• **EXERCISE DETAILS**: Would you return all of this data exactly, leaving nothing out?

── DATA SECTION

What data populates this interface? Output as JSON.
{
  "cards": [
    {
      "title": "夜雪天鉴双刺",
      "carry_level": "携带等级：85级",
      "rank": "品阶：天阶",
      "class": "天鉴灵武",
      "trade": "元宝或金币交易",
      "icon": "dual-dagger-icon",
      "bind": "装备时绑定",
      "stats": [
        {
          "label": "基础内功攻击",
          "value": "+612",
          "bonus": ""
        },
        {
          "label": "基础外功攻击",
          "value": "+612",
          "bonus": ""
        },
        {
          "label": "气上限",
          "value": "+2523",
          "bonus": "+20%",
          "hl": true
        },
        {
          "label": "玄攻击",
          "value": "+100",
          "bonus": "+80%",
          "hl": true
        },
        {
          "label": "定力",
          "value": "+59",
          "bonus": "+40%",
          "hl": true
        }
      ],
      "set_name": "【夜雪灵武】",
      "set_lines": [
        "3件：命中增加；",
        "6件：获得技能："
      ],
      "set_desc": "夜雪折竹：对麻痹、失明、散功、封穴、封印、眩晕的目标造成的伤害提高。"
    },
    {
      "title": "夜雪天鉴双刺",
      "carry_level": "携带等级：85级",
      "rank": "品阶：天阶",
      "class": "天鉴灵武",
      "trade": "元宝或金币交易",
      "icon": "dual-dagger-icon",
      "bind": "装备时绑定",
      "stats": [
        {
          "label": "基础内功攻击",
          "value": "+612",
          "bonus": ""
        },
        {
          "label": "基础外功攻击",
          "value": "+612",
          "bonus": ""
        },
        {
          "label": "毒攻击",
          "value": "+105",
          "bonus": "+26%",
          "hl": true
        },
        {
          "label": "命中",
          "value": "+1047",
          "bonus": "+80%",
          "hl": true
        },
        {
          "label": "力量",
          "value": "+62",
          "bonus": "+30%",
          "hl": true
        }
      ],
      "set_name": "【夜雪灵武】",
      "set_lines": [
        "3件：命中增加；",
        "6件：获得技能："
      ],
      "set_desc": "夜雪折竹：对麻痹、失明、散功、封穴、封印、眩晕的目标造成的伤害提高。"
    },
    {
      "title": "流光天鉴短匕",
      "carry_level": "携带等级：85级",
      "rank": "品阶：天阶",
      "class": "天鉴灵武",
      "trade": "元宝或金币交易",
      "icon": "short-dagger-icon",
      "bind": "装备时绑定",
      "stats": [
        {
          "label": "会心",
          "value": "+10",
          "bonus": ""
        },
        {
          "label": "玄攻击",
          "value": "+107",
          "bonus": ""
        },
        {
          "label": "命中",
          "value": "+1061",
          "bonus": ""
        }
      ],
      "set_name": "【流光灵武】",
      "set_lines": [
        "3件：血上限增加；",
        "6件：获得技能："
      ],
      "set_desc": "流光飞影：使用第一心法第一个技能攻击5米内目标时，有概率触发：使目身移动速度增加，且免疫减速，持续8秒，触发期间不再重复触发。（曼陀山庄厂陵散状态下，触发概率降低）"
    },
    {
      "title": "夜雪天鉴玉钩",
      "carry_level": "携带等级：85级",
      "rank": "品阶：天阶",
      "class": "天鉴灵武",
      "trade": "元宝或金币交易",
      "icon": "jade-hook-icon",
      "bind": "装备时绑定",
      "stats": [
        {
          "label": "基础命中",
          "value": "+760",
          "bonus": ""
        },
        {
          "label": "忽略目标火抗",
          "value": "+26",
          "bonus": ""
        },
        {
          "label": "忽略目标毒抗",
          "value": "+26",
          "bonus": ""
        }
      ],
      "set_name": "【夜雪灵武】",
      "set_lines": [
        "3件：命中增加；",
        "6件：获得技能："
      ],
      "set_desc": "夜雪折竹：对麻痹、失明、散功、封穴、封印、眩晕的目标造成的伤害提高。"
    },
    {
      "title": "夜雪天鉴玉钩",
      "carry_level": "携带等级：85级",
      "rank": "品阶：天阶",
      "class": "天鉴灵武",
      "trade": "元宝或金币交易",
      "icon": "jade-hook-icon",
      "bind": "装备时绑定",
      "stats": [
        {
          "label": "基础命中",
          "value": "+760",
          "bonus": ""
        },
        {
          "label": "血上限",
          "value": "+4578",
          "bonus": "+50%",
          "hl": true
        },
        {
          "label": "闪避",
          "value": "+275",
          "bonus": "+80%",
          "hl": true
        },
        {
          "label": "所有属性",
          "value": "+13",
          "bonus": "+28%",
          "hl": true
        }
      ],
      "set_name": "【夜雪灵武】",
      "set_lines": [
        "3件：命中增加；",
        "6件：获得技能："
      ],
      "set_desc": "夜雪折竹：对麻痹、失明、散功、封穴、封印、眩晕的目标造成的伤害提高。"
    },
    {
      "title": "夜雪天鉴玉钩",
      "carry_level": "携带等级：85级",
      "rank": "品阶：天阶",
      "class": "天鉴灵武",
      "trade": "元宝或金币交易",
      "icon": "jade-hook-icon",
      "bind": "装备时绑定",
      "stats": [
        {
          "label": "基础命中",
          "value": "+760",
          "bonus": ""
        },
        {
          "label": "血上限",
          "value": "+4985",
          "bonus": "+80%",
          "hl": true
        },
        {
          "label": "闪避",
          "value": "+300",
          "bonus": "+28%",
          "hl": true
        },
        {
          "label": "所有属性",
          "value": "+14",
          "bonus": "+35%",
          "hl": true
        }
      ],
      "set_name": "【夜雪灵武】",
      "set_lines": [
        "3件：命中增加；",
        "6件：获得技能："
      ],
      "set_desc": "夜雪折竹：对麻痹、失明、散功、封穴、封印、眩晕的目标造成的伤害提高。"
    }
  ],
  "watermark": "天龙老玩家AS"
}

────

• **SOLUTION**:
What data populates this interface? Output as JSON.
{
  "cards": [
    {
      "title": "夜雪天鉴双刺",
      "carry_level": "携带等级：85级",
      "rank": "品阶：天阶",
      "class": "天鉴灵武",
      "trade": "元宝或金币交易",
      "icon": "dual-dagger-icon",
      "bind": "装备时绑定",
      "stats": [
        {
          "label": "基础内功攻击",
          "value": "+612",
          "bonus": ""
        },
        {
          "label": "基础外功攻击",
          "value": "+612",
          "bonus": ""
        },
        {
          "label": "气上限",
          "value": "+2523",
          "bonus": "+20%",
          "hl": true
        },
        {
          "label": "玄攻击",
          "value": "+100",
          "bonus": "+80%",
          "hl": true
        },
        {
          "label": "定力",
          "value": "+59",
          "bonus": "+40%",
          "hl": true
        }
      ],
      "set_name": "【夜雪灵武】",
      "set_lines": [
        "3件：命中增加；",
        "6件：获得技能："
      ],
      "set_desc": "夜雪折竹：对麻痹、失明、散功、封穴、封印、眩晕的目标造成的伤害提高。"
    },
    {
      "title": "夜雪天鉴双刺",
      "carry_level": "携带等级：85级",
      "rank": "品阶：天阶",
      "class": "天鉴灵武",
      "trade": "元宝或金币交易",
      "icon": "dual-dagger-icon",
      "bind": "装备时绑定",
      "stats": [
        {
          "label": "基础内功攻击",
          "value": "+612",
          "bonus": ""
        },
        {
          "label": "基础外功攻击",
          "value": "+612",
          "bonus": ""
        },
        {
          "label": "毒攻击",
          "value": "+105",
          "bonus": "+26%",
          "hl": true
        },
        {
          "label": "命中",
          "value": "+1047",
          "bonus": "+80%",
          "hl": true
        },
        {
          "label": "力量",
          "value": "+62",
          "bonus": "+30%",
          "hl": true
        }
      ],
      "set_name": "【夜雪灵武】",
      "set_lines": [
        "3件：命中增加；",
        "6件：获得技能："
      ],
      "set_desc": "夜雪折竹：对麻痹、失明、散功、封穴、封印、眩晕的目标造成的伤害提高。"
    },
    {
      "title": "流光天鉴短匕",
      "carry_level": "携带等级：85级",
      "rank": "品阶：天阶",
      "class": "天鉴灵武",
      "trade": "元宝或金币交易",
      "icon": "short-dagger-icon",
      "bind": "装备时绑定",
      "stats": [
        {
          "label": "会心",
          "value": "+10",
          "bonus": ""
        },
        {
          "label": "玄攻击",
          "value": "+107",
          "bonus": ""
        },
        {
          "label": "命中",
          "value": "+1061",
          "bonus": ""
        }
      ],
      "set_name": "【流光灵武】",
      "set_lines": [
        "3件：血上限增加；",
        "6件：获得技能："
      ],
      "set_desc": "流光飞影：使用第一心法第一个技能攻击5米内目标时，有概率触发：使目身移动速度增加，且免疫减速，持续8秒，触发期间不再重复触发。（曼陀山庄厂陵散状态下，触发概率降低）"
    },
    {
      "title": "夜雪天鉴玉钩",
      "carry_level": "携带等级：85级",
      "rank": "品阶：天阶",
      "class": "天鉴灵武",
      "trade": "元宝或金币交易",
      "icon": "jade-hook-icon",
      "bind": "装备时绑定",
      "stats": [
        {
          "label": "基础命中",
          "value": "+760",
          "bonus": ""
        },
        {
          "label": "忽略目标火抗",
          "value": "+26",
          "bonus": ""
        },
        {
          "label": "忽略目标毒抗",
          "value": "+26",
          "bonus": ""
        }
      ],
      "set_name": "【夜雪灵武】",
      "set_lines": [
        "3件：命中增加；",
        "6件：获得技能："
      ],
      "set_desc": "夜雪折竹：对麻痹、失明、散功、封穴、封印、眩晕的目标造成的伤害提高。"
    },
    {
      "title": "夜雪天鉴玉钩",
      "carry_level": "携带等级：85级",
      "rank": "品阶：天阶",
      "class": "天鉴灵武",
      "trade": "元宝或金币交易",
      "icon": "jade-hook-icon",
      "bind": "装备时绑定",
      "stats": [
        {
          "label": "基础命中",
          "value": "+760",
          "bonus": ""
        },
        {
          "label": "血上限",
          "value": "+4578",
          "bonus": "+50%",
          "hl": true
        },
        {
          "label": "闪避",
          "value": "+275",
          "bonus": "+80%",
          "hl": true
        },
        {
          "label": "所有属性",
          "value": "+13",
          "bonus": "+28%",
          "hl": true
        }
      ],
      "set_name": "【夜雪灵武】",
      "set_lines": [
        "3件：命中增加；",
        "6件：获得技能："
      ],
      "set_desc": "夜雪折竹：对麻痹、失明、散功、封穴、封印、眩晕的目标造成的伤害提高。"
    },
    {
      "title": "夜雪天鉴玉钩",
      "carry_level": "携带等级：85级",
      "rank": "品阶：天阶",
      "class": "天鉴灵武",
      "trade": "元宝或金币交易",
      "icon": "jade-hook-icon",
      "bind": "装备时绑定",
      "stats": [
        {
          "label": "基础命中",
          "value": "+760",
          "bonus": ""
        },
        {
          "label": "血上限",
          "value": "+4985",
          "bonus": "+80%",
          "hl": true
        },
        {
          "label": "闪避",
          "value": "+300",
          "bonus": "+28%",
          "hl": true
        },
        {
          "label": "所有属性",
          "value": "+14",
          "bonus": "+35%",
          "hl": true
        }
      ],
      "set_name": "【夜雪灵武】",
      "set_lines": [
        "3件：命中增加；",
        "6件：获得技能："
      ],
      "set_desc": "夜雪折竹：对麻痹、失明、散功、封穴、封印、眩晕的目标造成的伤害提高。"
    }
  ],
  "watermark": "天龙老玩家AS"
}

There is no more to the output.